• _Data for this exercise_:
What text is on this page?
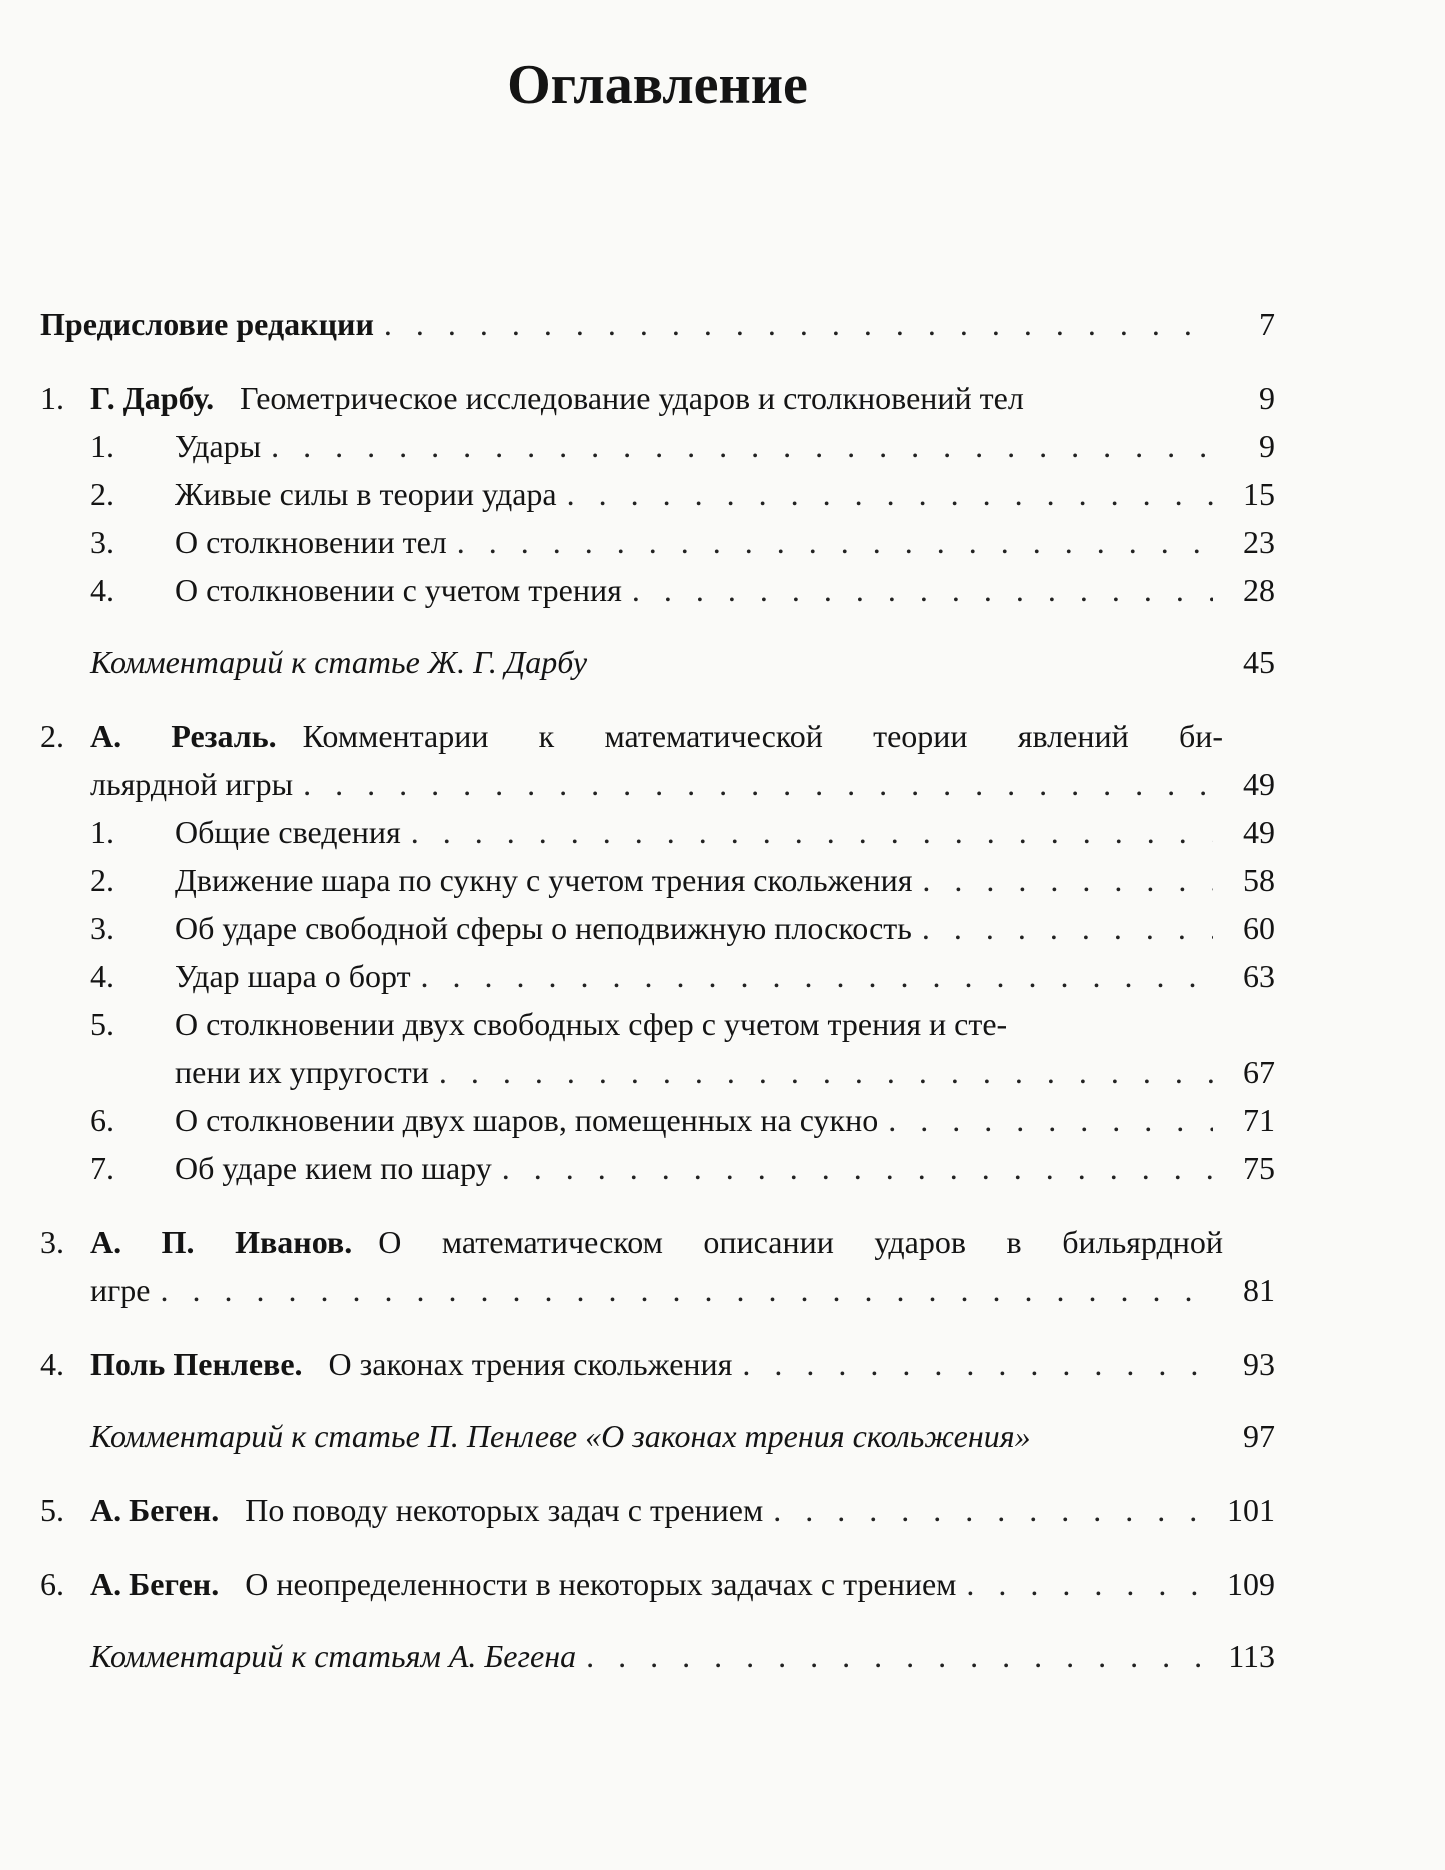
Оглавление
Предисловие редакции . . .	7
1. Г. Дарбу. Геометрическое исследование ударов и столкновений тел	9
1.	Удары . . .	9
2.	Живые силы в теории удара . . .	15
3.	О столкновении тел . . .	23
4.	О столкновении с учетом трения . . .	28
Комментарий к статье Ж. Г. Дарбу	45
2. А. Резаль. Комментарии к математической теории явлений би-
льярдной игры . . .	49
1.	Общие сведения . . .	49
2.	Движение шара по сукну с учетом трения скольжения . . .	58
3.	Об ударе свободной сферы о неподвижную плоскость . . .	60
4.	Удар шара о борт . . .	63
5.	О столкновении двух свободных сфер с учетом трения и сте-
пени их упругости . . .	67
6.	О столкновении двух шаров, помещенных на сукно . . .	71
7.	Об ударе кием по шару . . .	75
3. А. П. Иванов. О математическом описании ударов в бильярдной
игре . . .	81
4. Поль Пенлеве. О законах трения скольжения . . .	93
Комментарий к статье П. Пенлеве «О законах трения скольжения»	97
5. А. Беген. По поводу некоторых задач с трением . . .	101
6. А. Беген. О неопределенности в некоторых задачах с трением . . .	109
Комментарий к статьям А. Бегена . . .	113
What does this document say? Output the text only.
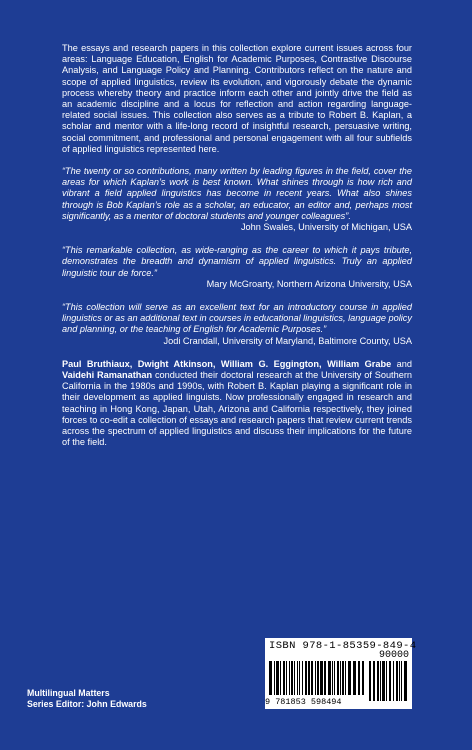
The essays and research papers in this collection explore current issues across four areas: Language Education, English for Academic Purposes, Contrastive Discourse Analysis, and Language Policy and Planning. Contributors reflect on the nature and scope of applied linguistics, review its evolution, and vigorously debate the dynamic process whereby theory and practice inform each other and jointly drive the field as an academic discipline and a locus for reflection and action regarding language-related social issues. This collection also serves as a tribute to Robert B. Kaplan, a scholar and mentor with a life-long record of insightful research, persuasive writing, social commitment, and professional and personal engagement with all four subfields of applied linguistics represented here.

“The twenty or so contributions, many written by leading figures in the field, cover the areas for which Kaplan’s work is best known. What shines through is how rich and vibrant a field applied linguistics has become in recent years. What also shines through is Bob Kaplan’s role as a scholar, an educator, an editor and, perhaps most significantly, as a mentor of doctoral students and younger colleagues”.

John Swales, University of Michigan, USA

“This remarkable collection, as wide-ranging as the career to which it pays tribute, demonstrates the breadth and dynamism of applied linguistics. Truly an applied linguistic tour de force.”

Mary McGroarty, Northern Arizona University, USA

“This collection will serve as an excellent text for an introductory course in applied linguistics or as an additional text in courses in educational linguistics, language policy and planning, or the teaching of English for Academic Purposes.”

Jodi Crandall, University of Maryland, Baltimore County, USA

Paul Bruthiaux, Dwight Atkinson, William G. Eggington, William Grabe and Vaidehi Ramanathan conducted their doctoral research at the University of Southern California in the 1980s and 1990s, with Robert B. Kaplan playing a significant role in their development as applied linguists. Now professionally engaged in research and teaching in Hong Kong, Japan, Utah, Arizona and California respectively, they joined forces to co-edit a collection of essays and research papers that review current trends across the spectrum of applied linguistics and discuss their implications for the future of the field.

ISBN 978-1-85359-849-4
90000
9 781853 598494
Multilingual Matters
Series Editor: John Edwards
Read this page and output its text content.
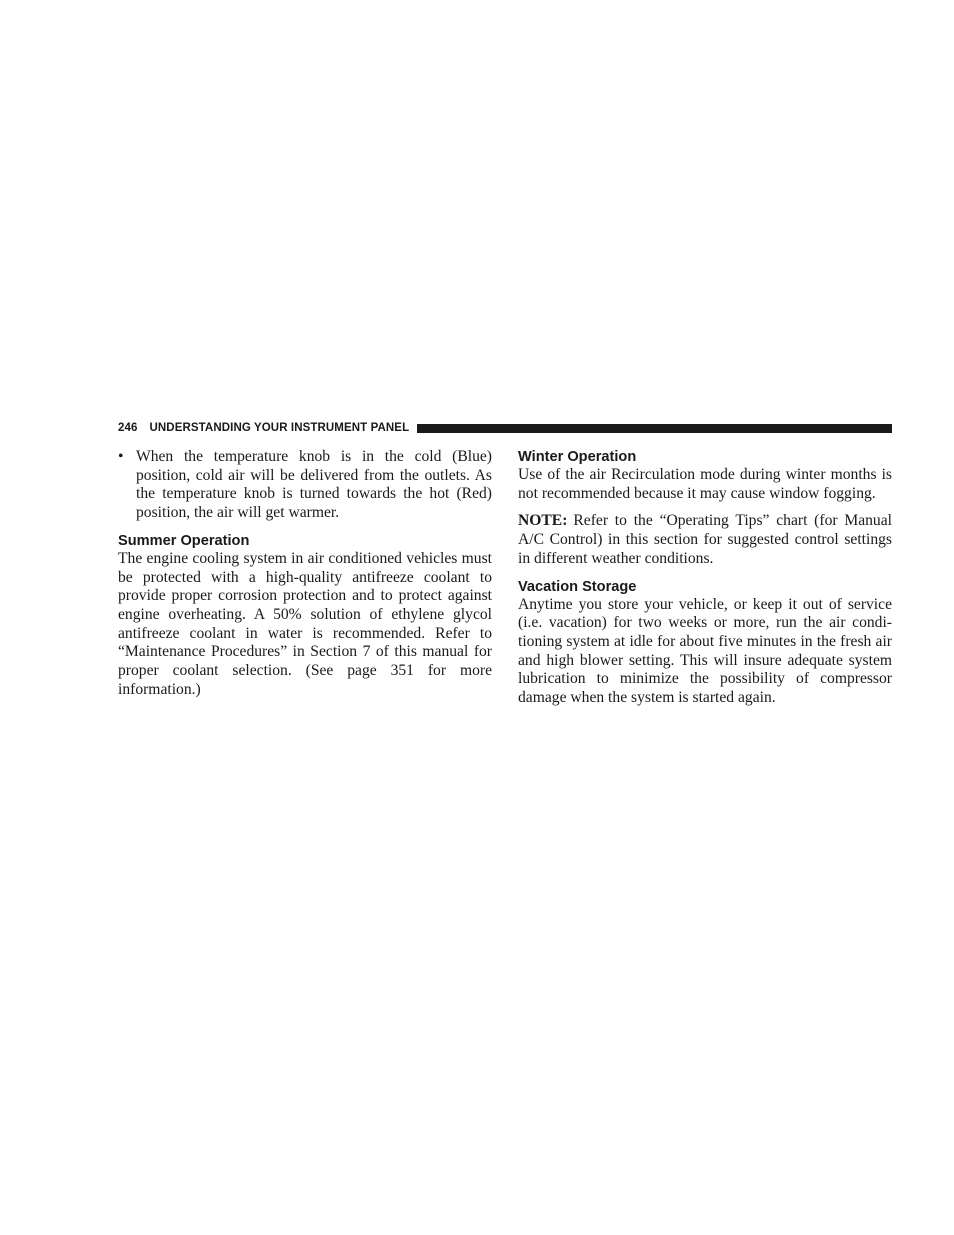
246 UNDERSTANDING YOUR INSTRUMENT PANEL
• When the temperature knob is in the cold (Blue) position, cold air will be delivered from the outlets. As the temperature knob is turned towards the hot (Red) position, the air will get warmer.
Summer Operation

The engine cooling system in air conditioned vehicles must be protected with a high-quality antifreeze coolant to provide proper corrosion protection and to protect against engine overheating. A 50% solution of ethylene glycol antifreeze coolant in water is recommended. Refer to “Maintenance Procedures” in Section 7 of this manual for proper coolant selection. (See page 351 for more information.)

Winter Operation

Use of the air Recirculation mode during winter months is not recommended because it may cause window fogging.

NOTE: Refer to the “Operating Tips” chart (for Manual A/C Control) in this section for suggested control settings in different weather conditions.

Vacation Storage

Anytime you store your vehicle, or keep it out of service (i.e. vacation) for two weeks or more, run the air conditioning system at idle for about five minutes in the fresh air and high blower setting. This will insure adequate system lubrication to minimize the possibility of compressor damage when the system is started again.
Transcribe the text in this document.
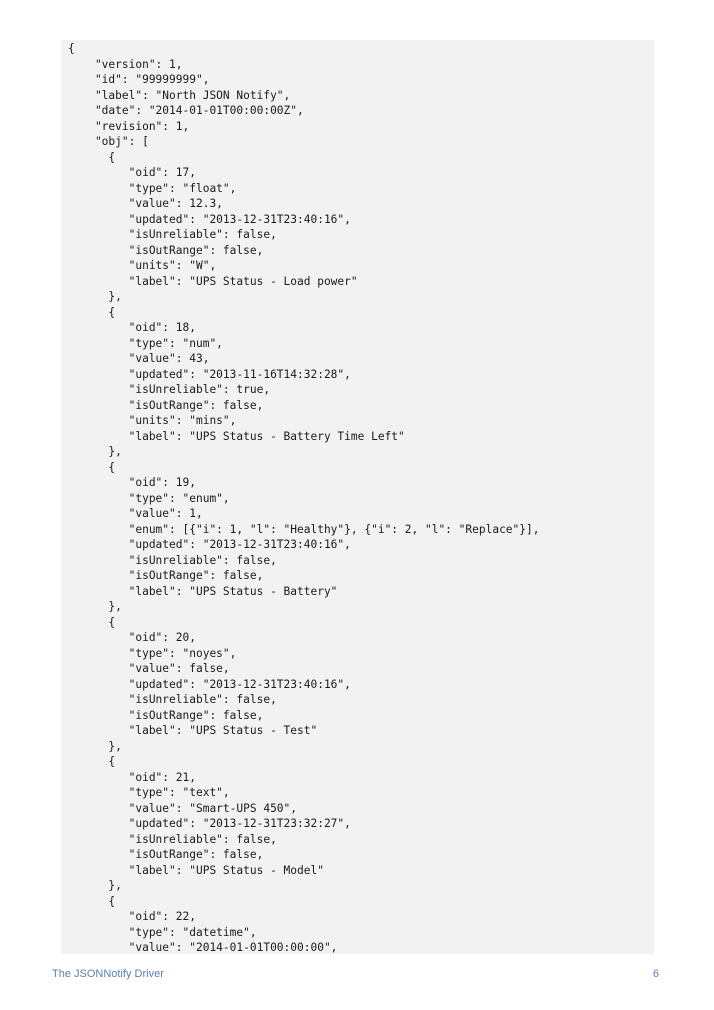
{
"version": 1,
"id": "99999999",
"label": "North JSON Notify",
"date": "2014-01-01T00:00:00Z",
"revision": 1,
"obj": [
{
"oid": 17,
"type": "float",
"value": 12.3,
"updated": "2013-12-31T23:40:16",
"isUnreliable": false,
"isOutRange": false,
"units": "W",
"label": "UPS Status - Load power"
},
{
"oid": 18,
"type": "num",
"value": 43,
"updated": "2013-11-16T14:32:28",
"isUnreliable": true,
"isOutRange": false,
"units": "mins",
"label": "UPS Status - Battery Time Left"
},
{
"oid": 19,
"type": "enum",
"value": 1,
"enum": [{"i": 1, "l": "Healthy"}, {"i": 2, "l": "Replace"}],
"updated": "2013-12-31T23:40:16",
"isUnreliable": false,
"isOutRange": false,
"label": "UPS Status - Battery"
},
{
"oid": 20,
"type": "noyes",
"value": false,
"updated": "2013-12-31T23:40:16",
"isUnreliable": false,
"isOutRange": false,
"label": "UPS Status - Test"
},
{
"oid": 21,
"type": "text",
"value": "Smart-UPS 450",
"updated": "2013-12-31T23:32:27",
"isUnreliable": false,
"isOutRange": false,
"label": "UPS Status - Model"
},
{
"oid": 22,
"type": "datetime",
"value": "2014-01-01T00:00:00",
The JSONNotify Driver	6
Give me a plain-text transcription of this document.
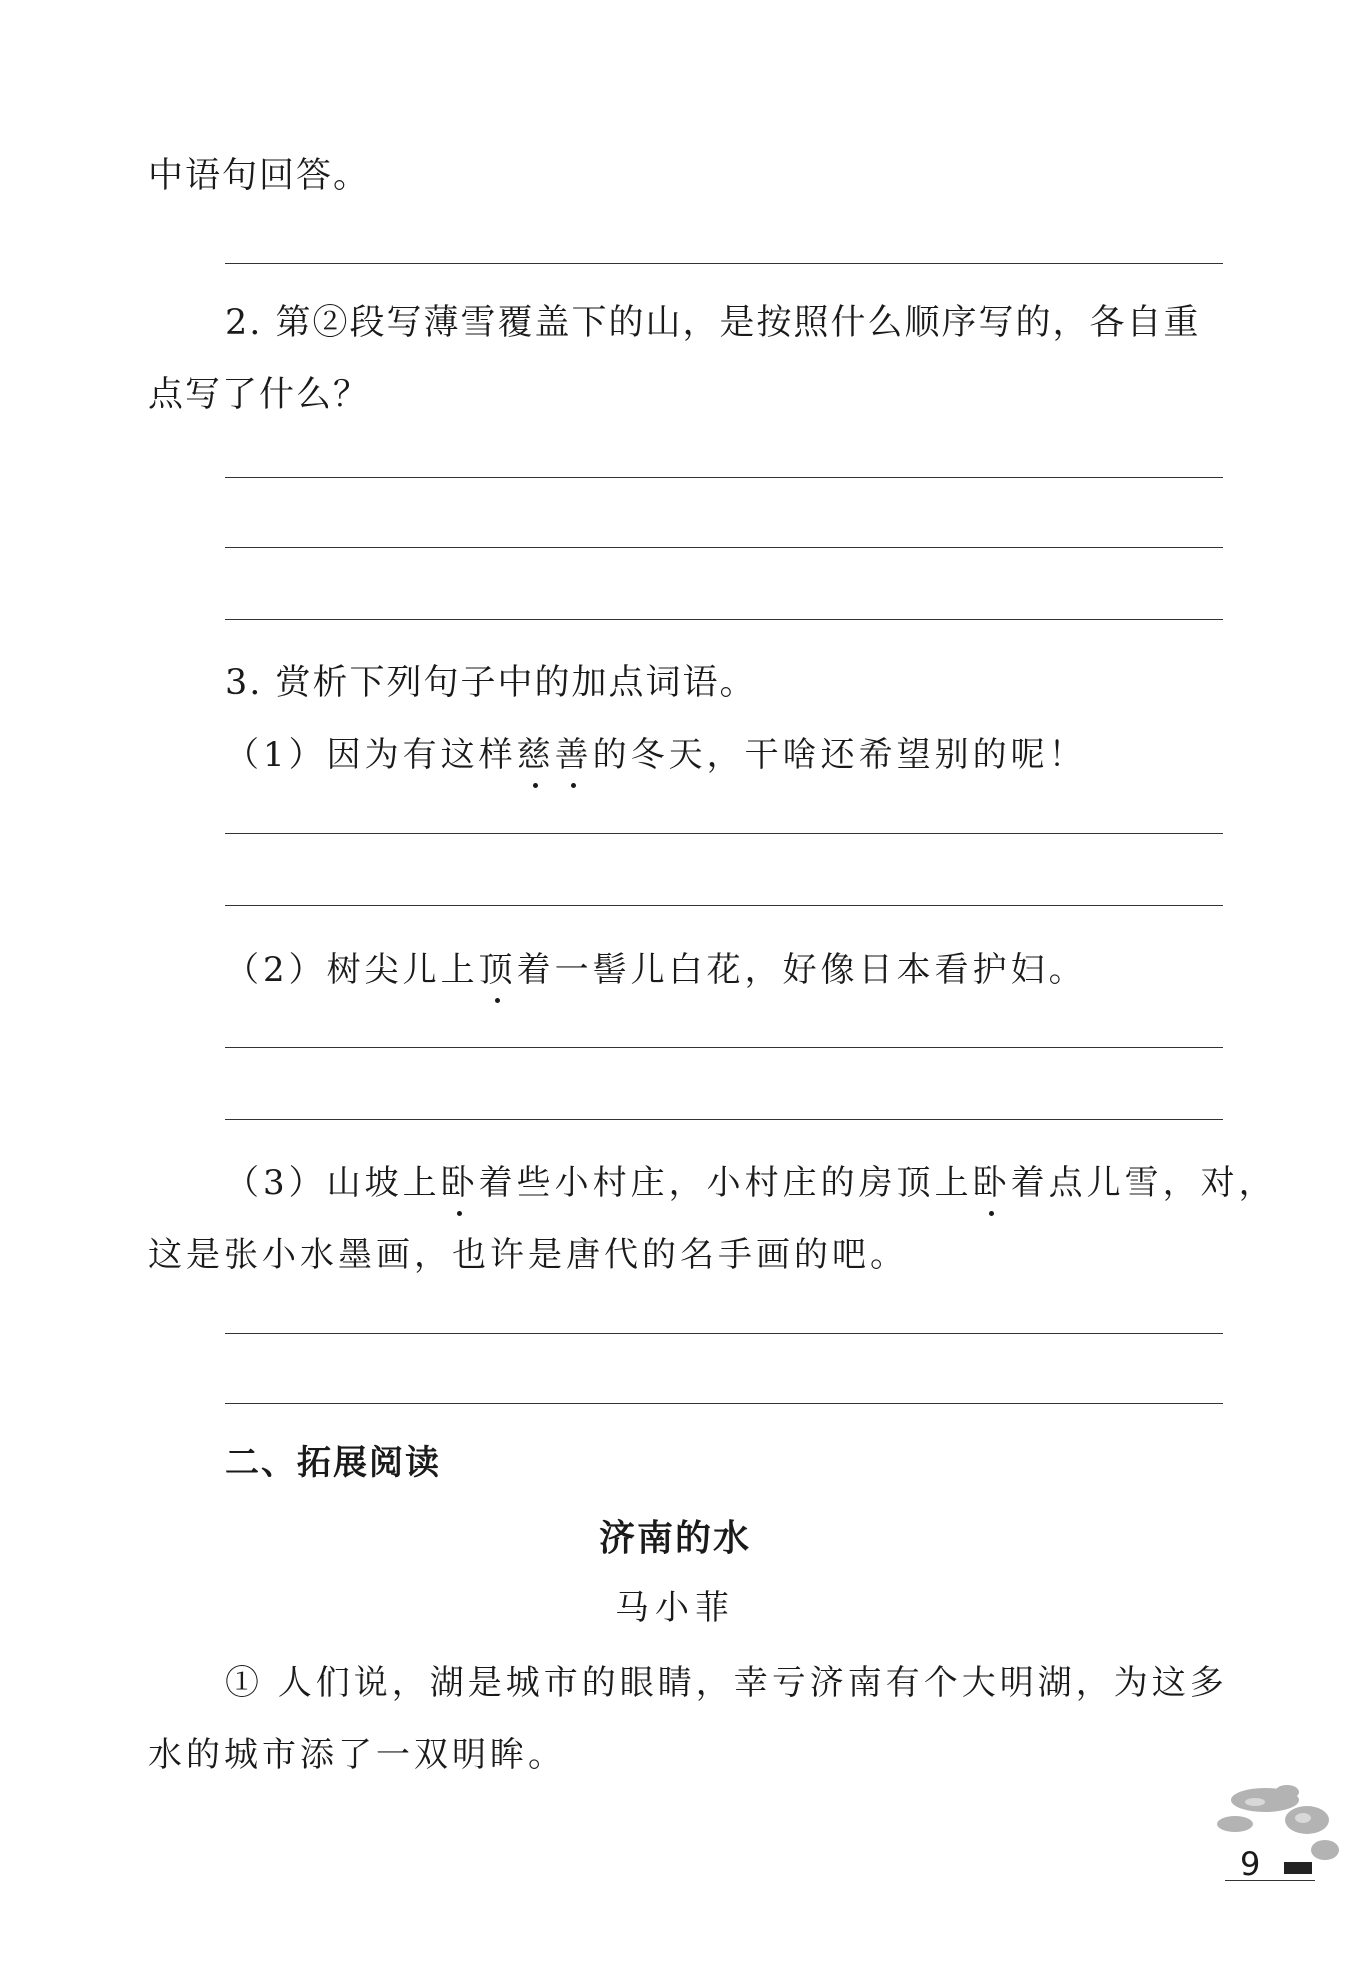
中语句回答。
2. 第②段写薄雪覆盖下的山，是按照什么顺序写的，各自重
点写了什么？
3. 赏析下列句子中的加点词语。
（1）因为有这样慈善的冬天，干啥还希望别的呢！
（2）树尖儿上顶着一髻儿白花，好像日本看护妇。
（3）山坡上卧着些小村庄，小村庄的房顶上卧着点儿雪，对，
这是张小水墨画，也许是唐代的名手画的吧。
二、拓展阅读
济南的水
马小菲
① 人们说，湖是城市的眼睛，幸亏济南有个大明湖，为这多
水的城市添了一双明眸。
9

• _What is asked_: Skip the pictures; extract only the lines from the line with "Give me a plain-text" through the final line of the material, exactly as they appear.

• _Result for this task_:
Give me a plain-text transcription of this document.
中语句回答。
2. 第②段写薄雪覆盖下的山，是按照什么顺序写的，各自重
点写了什么？
3. 赏析下列句子中的加点词语。
（1）因为有这样慈善的冬天，干啥还希望别的呢！
（2）树尖儿上顶着一髻儿白花，好像日本看护妇。
（3）山坡上卧着些小村庄，小村庄的房顶上卧着点儿雪，对，
这是张小水墨画，也许是唐代的名手画的吧。
二、拓展阅读
济南的水
马小菲
① 人们说，湖是城市的眼睛，幸亏济南有个大明湖，为这多
水的城市添了一双明眸。
9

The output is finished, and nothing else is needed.